Output the entries word for word. Omit images.

───── Input ─────

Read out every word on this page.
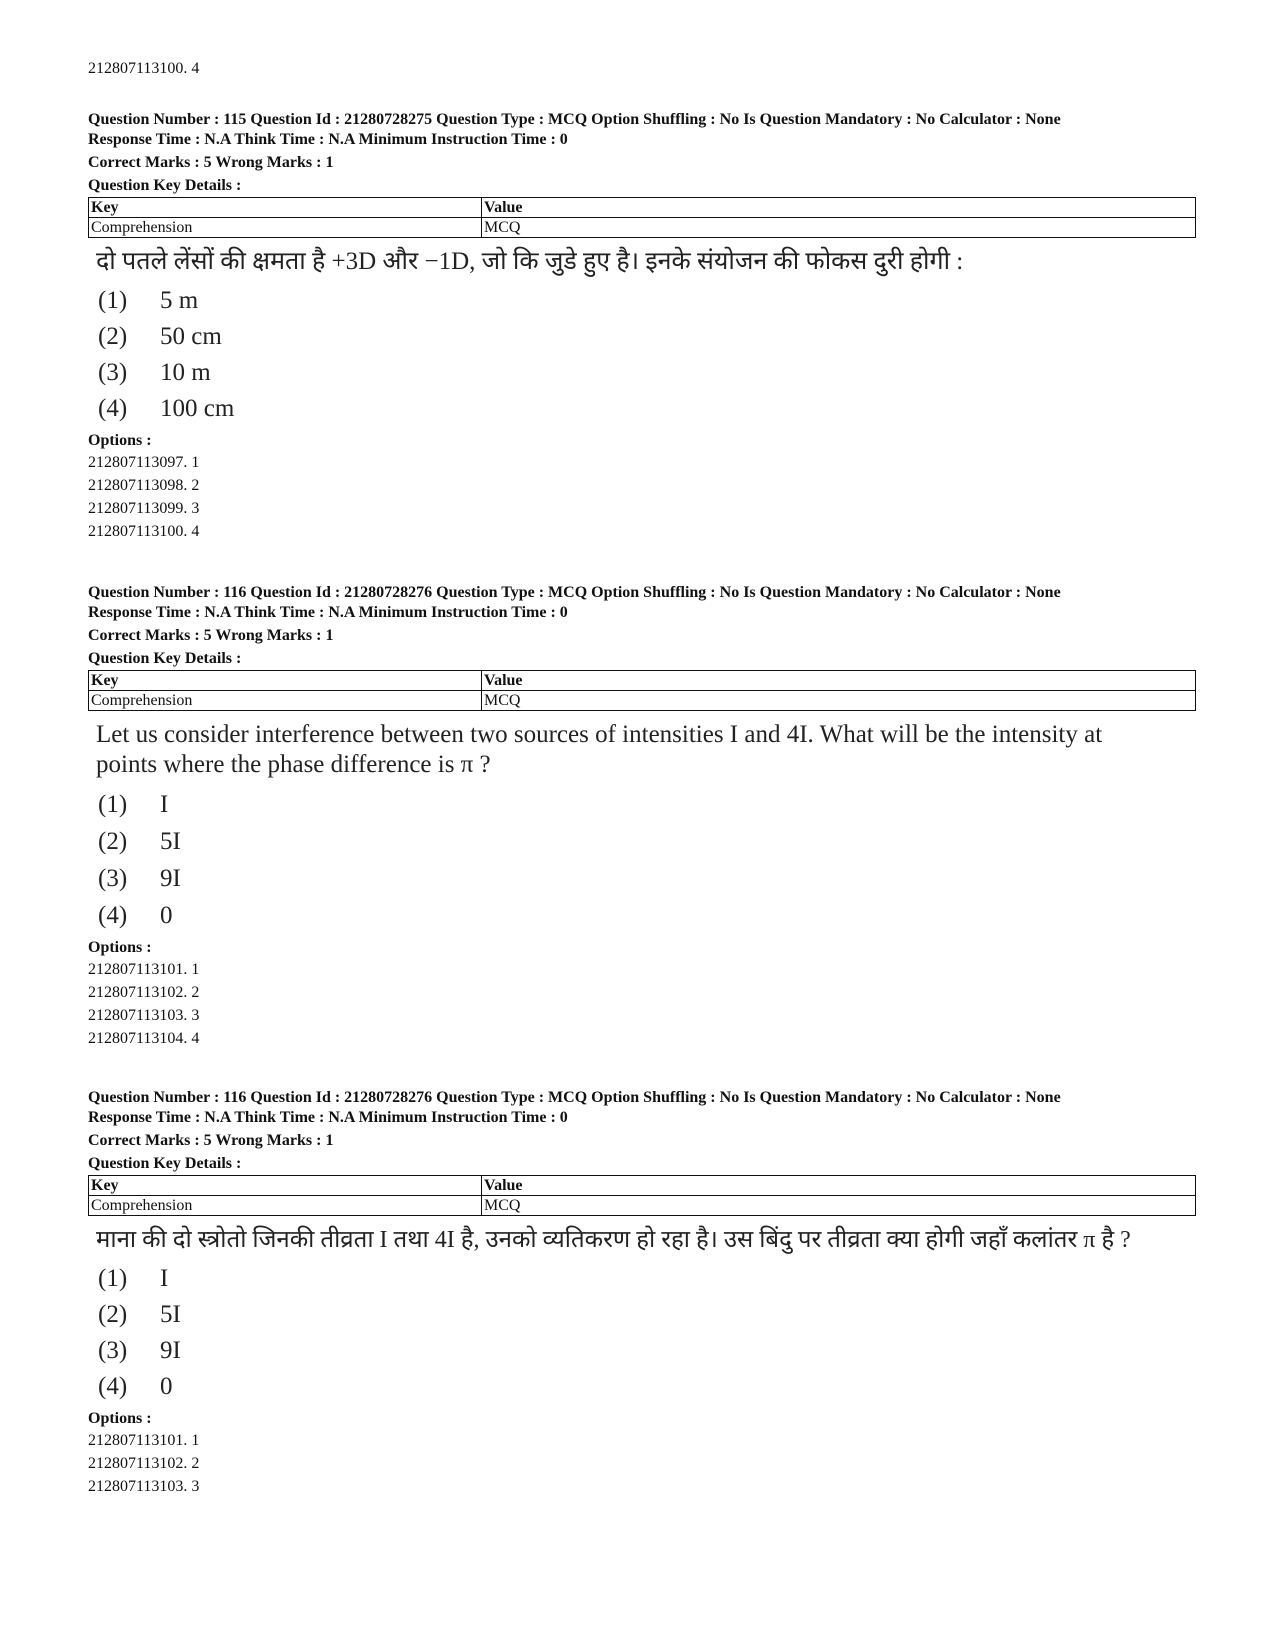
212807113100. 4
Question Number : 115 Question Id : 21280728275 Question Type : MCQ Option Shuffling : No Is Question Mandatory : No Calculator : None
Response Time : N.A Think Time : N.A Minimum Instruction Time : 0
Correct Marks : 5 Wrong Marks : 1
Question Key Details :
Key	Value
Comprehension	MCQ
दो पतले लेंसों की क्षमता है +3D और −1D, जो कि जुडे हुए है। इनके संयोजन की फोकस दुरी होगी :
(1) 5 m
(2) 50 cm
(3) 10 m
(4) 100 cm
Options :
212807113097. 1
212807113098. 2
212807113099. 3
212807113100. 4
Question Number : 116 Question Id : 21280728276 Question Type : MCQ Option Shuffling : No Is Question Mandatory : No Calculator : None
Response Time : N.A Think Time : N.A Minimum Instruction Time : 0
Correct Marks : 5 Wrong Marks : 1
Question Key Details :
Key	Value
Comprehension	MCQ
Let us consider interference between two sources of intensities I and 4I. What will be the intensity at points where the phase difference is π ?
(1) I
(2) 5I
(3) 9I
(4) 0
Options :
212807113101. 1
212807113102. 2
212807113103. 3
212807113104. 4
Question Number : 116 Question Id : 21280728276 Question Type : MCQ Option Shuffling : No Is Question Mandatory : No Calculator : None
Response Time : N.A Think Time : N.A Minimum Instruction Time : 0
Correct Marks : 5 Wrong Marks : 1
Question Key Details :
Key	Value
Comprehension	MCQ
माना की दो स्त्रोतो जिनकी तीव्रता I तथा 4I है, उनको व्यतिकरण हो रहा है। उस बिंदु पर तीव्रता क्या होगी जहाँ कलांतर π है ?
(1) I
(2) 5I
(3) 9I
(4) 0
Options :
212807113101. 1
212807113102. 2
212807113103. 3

─────

### [Task response]
Read out every word on this page.
212807113100. 4
Question Number : 115 Question Id : 21280728275 Question Type : MCQ Option Shuffling : No Is Question Mandatory : No Calculator : None
Response Time : N.A Think Time : N.A Minimum Instruction Time : 0
Correct Marks : 5 Wrong Marks : 1
Question Key Details :
Key	Value
Comprehension	MCQ
दो पतले लेंसों की क्षमता है +3D और −1D, जो कि जुडे हुए है। इनके संयोजन की फोकस दुरी होगी :
(1) 5 m
(2) 50 cm
(3) 10 m
(4) 100 cm
Options :
212807113097. 1
212807113098. 2
212807113099. 3
212807113100. 4
Question Number : 116 Question Id : 21280728276 Question Type : MCQ Option Shuffling : No Is Question Mandatory : No Calculator : None
Response Time : N.A Think Time : N.A Minimum Instruction Time : 0
Correct Marks : 5 Wrong Marks : 1
Question Key Details :
Key	Value
Comprehension	MCQ
Let us consider interference between two sources of intensities I and 4I. What will be the intensity at points where the phase difference is π ?
(1) I
(2) 5I
(3) 9I
(4) 0
Options :
212807113101. 1
212807113102. 2
212807113103. 3
212807113104. 4
Question Number : 116 Question Id : 21280728276 Question Type : MCQ Option Shuffling : No Is Question Mandatory : No Calculator : None
Response Time : N.A Think Time : N.A Minimum Instruction Time : 0
Correct Marks : 5 Wrong Marks : 1
Question Key Details :
Key	Value
Comprehension	MCQ
माना की दो स्त्रोतो जिनकी तीव्रता I तथा 4I है, उनको व्यतिकरण हो रहा है। उस बिंदु पर तीव्रता क्या होगी जहाँ कलांतर π है ?
(1) I
(2) 5I
(3) 9I
(4) 0
Options :
212807113101. 1
212807113102. 2
212807113103. 3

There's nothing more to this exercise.